◆ To do ◆
Quote every line of the data below as it stands, omitting pictures.
------------------------
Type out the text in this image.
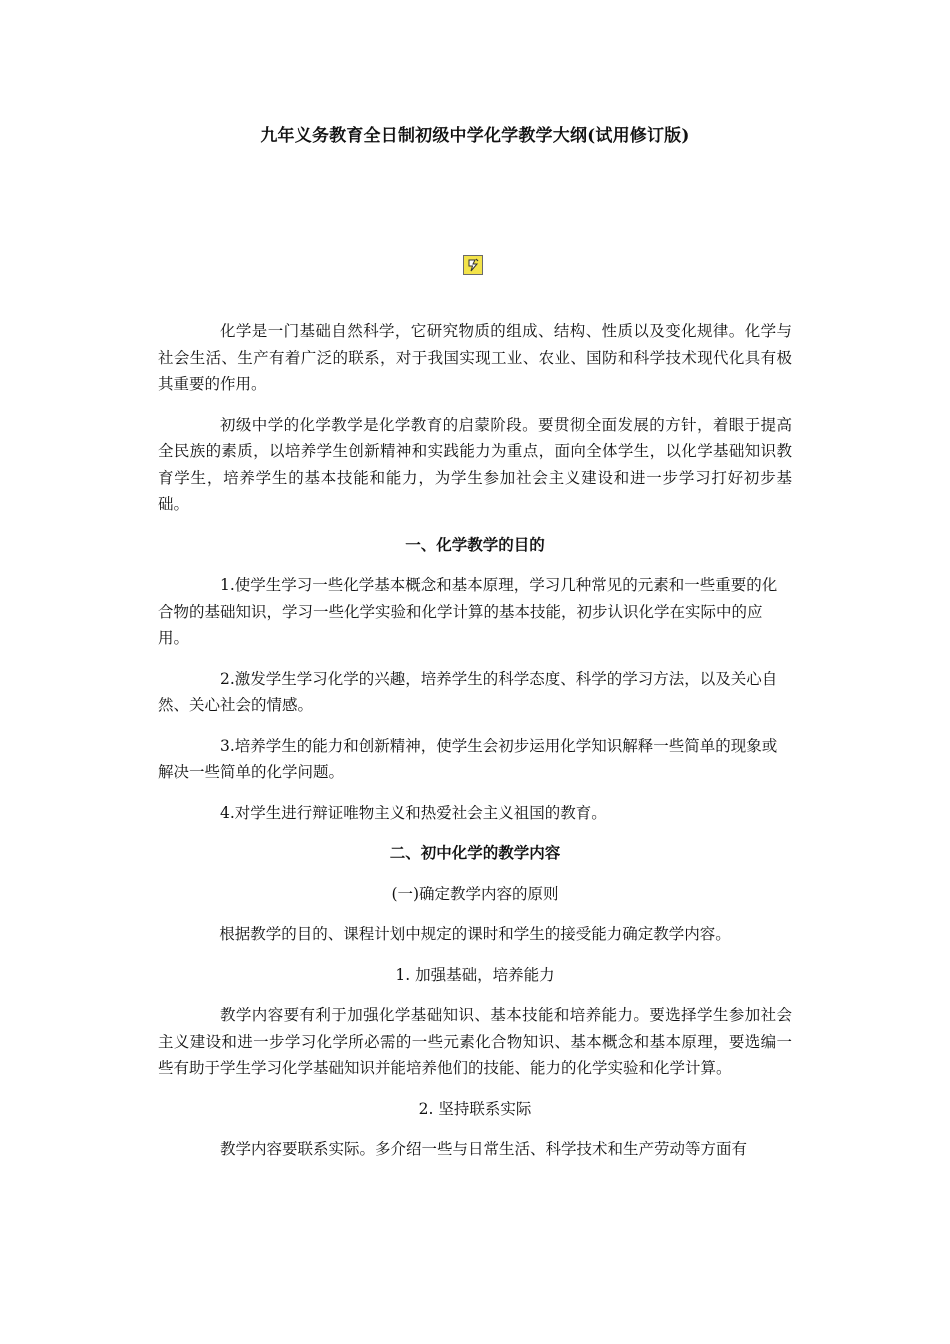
九年义务教育全日制初级中学化学教学大纲(试用修订版)

化学是一门基础自然科学，它研究物质的组成、结构、性质以及变化规律。化学与社会生活、生产有着广泛的联系，对于我国实现工业、农业、国防和科学技术现代化具有极其重要的作用。

初级中学的化学教学是化学教育的启蒙阶段。要贯彻全面发展的方针，着眼于提高全民族的素质，以培养学生创新精神和实践能力为重点，面向全体学生，以化学基础知识教育学生，培养学生的基本技能和能力，为学生参加社会主义建设和进一步学习打好初步基础。

一、化学教学的目的

1.使学生学习一些化学基本概念和基本原理，学习几种常见的元素和一些重要的化合物的基础知识，学习一些化学实验和化学计算的基本技能，初步认识化学在实际中的应用。

2.激发学生学习化学的兴趣，培养学生的科学态度、科学的学习方法，以及关心自然、关心社会的情感。

3.培养学生的能力和创新精神，使学生会初步运用化学知识解释一些简单的现象或解决一些简单的化学问题。

4.对学生进行辩证唯物主义和热爱社会主义祖国的教育。

二、初中化学的教学内容

(一)确定教学内容的原则

根据教学的目的、课程计划中规定的课时和学生的接受能力确定教学内容。

1. 加强基础，培养能力

教学内容要有利于加强化学基础知识、基本技能和培养能力。要选择学生参加社会主义建设和进一步学习化学所必需的一些元素化合物知识、基本概念和基本原理，要选编一些有助于学生学习化学基础知识并能培养他们的技能、能力的化学实验和化学计算。

2. 坚持联系实际

教学内容要联系实际。多介绍一些与日常生活、科学技术和生产劳动等方面有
------------------------
◆ The result ◆
Type out the text in this image.
九年义务教育全日制初级中学化学教学大纲(试用修订版)

化学是一门基础自然科学，它研究物质的组成、结构、性质以及变化规律。化学与社会生活、生产有着广泛的联系，对于我国实现工业、农业、国防和科学技术现代化具有极其重要的作用。

初级中学的化学教学是化学教育的启蒙阶段。要贯彻全面发展的方针，着眼于提高全民族的素质，以培养学生创新精神和实践能力为重点，面向全体学生，以化学基础知识教育学生，培养学生的基本技能和能力，为学生参加社会主义建设和进一步学习打好初步基础。

一、化学教学的目的

1.使学生学习一些化学基本概念和基本原理，学习几种常见的元素和一些重要的化合物的基础知识，学习一些化学实验和化学计算的基本技能，初步认识化学在实际中的应用。

2.激发学生学习化学的兴趣，培养学生的科学态度、科学的学习方法，以及关心自然、关心社会的情感。

3.培养学生的能力和创新精神，使学生会初步运用化学知识解释一些简单的现象或解决一些简单的化学问题。

4.对学生进行辩证唯物主义和热爱社会主义祖国的教育。

二、初中化学的教学内容

(一)确定教学内容的原则

根据教学的目的、课程计划中规定的课时和学生的接受能力确定教学内容。

1. 加强基础，培养能力

教学内容要有利于加强化学基础知识、基本技能和培养能力。要选择学生参加社会主义建设和进一步学习化学所必需的一些元素化合物知识、基本概念和基本原理，要选编一些有助于学生学习化学基础知识并能培养他们的技能、能力的化学实验和化学计算。

2. 坚持联系实际

教学内容要联系实际。多介绍一些与日常生活、科学技术和生产劳动等方面有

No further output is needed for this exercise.